* Exercise requirements
Return each line of the records with nothing changed, pictures excepted.

(Stored data)

==============================

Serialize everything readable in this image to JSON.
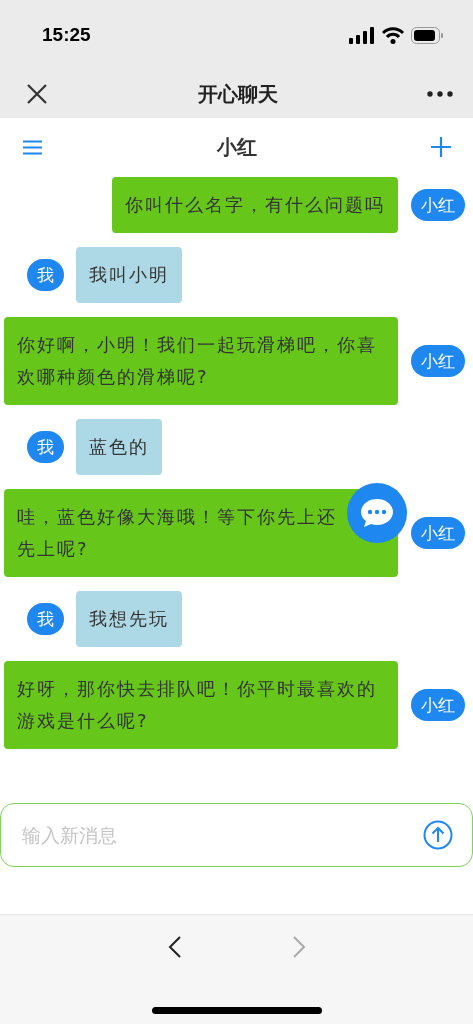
{
  "status_bar": {
    "time": "15:25"
  },
  "nav_bar": {
    "title": "开心聊天"
  },
  "chat_header": {
    "title": "小红"
  },
  "messages": [
    {
      "kind": "partner",
      "sender": "小红",
      "text": "你叫什么名字，有什么问题吗"
    },
    {
      "kind": "me",
      "sender": "我",
      "text": "我叫小明"
    },
    {
      "kind": "partner",
      "sender": "小红",
      "text": "你好啊，小明！我们一起玩滑梯吧，你喜欢哪种颜色的滑梯呢?"
    },
    {
      "kind": "me",
      "sender": "我",
      "text": "蓝色的"
    },
    {
      "kind": "partner",
      "sender": "小红",
      "lines": [
        "哇，蓝色好像大海哦！等下你先上还",
        "先上呢?"
      ]
    },
    {
      "kind": "me",
      "sender": "我",
      "text": "我想先玩"
    },
    {
      "kind": "partner",
      "sender": "小红",
      "text": "好呀，那你快去排队吧！你平时最喜欢的游戏是什么呢?"
    }
  ],
  "composer": {
    "placeholder": "输入新消息"
  }
}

==============================

* Exercise output
Serialize everything readable in this image to JSON.
{
  "status_bar": {
    "time": "15:25"
  },
  "nav_bar": {
    "title": "开心聊天"
  },
  "chat_header": {
    "title": "小红"
  },
  "messages": [
    {
      "kind": "partner",
      "sender": "小红",
      "text": "你叫什么名字，有什么问题吗"
    },
    {
      "kind": "me",
      "sender": "我",
      "text": "我叫小明"
    },
    {
      "kind": "partner",
      "sender": "小红",
      "text": "你好啊，小明！我们一起玩滑梯吧，你喜欢哪种颜色的滑梯呢?"
    },
    {
      "kind": "me",
      "sender": "我",
      "text": "蓝色的"
    },
    {
      "kind": "partner",
      "sender": "小红",
      "lines": [
        "哇，蓝色好像大海哦！等下你先上还",
        "先上呢?"
      ]
    },
    {
      "kind": "me",
      "sender": "我",
      "text": "我想先玩"
    },
    {
      "kind": "partner",
      "sender": "小红",
      "text": "好呀，那你快去排队吧！你平时最喜欢的游戏是什么呢?"
    }
  ],
  "composer": {
    "placeholder": "输入新消息"
  }
}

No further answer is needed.